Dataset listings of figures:
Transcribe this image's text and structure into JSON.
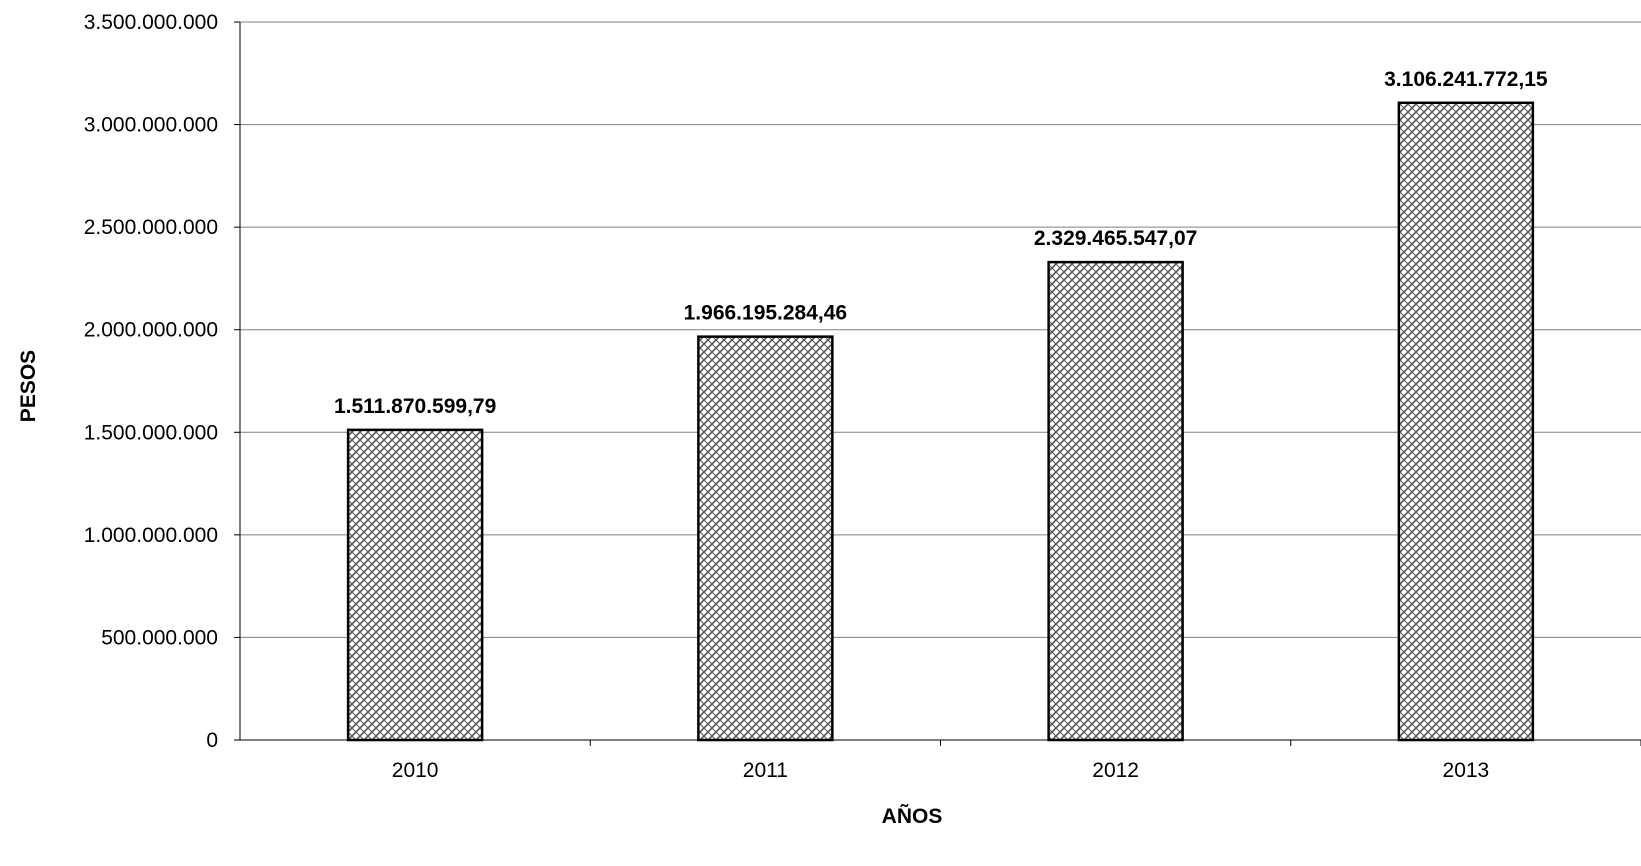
{
  "chart_data": {
    "type": "bar",
    "title": "",
    "xlabel": "AÑOS",
    "ylabel": "PESOS",
    "categories": [
      "2010",
      "2011",
      "2012",
      "2013"
    ],
    "values": [
      1511870599.79,
      1966195284.46,
      2329465547.07,
      3106241772.15
    ],
    "value_labels": [
      "1.511.870.599,79",
      "1.966.195.284,46",
      "2.329.465.547,07",
      "3.106.241.772,15"
    ],
    "ylim": [
      0,
      3500000000
    ],
    "yticks": [
      0,
      500000000,
      1000000000,
      1500000000,
      2000000000,
      2500000000,
      3000000000,
      3500000000
    ],
    "ytick_labels": [
      "0",
      "500.000.000",
      "1.000.000.000",
      "1.500.000.000",
      "2.000.000.000",
      "2.500.000.000",
      "3.000.000.000",
      "3.500.000.000"
    ],
    "grid": true,
    "legend": "none",
    "bar_fill": "hatched",
    "colors": {
      "bar_fill": "#ffffff",
      "bar_hatch": "#555555",
      "bar_border": "#000000",
      "grid": "#808080"
    }
  }
}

What the task requires: Pictures in the records should not appear in your copy, but everything else must be transcribed exactly.

Result:
Transcribe this image's text and structure into JSON.
{
  "chart_data": {
    "type": "bar",
    "title": "",
    "xlabel": "AÑOS",
    "ylabel": "PESOS",
    "categories": [
      "2010",
      "2011",
      "2012",
      "2013"
    ],
    "values": [
      1511870599.79,
      1966195284.46,
      2329465547.07,
      3106241772.15
    ],
    "value_labels": [
      "1.511.870.599,79",
      "1.966.195.284,46",
      "2.329.465.547,07",
      "3.106.241.772,15"
    ],
    "ylim": [
      0,
      3500000000
    ],
    "yticks": [
      0,
      500000000,
      1000000000,
      1500000000,
      2000000000,
      2500000000,
      3000000000,
      3500000000
    ],
    "ytick_labels": [
      "0",
      "500.000.000",
      "1.000.000.000",
      "1.500.000.000",
      "2.000.000.000",
      "2.500.000.000",
      "3.000.000.000",
      "3.500.000.000"
    ],
    "grid": true,
    "legend": "none",
    "bar_fill": "hatched",
    "colors": {
      "bar_fill": "#ffffff",
      "bar_hatch": "#555555",
      "bar_border": "#000000",
      "grid": "#808080"
    }
  }
}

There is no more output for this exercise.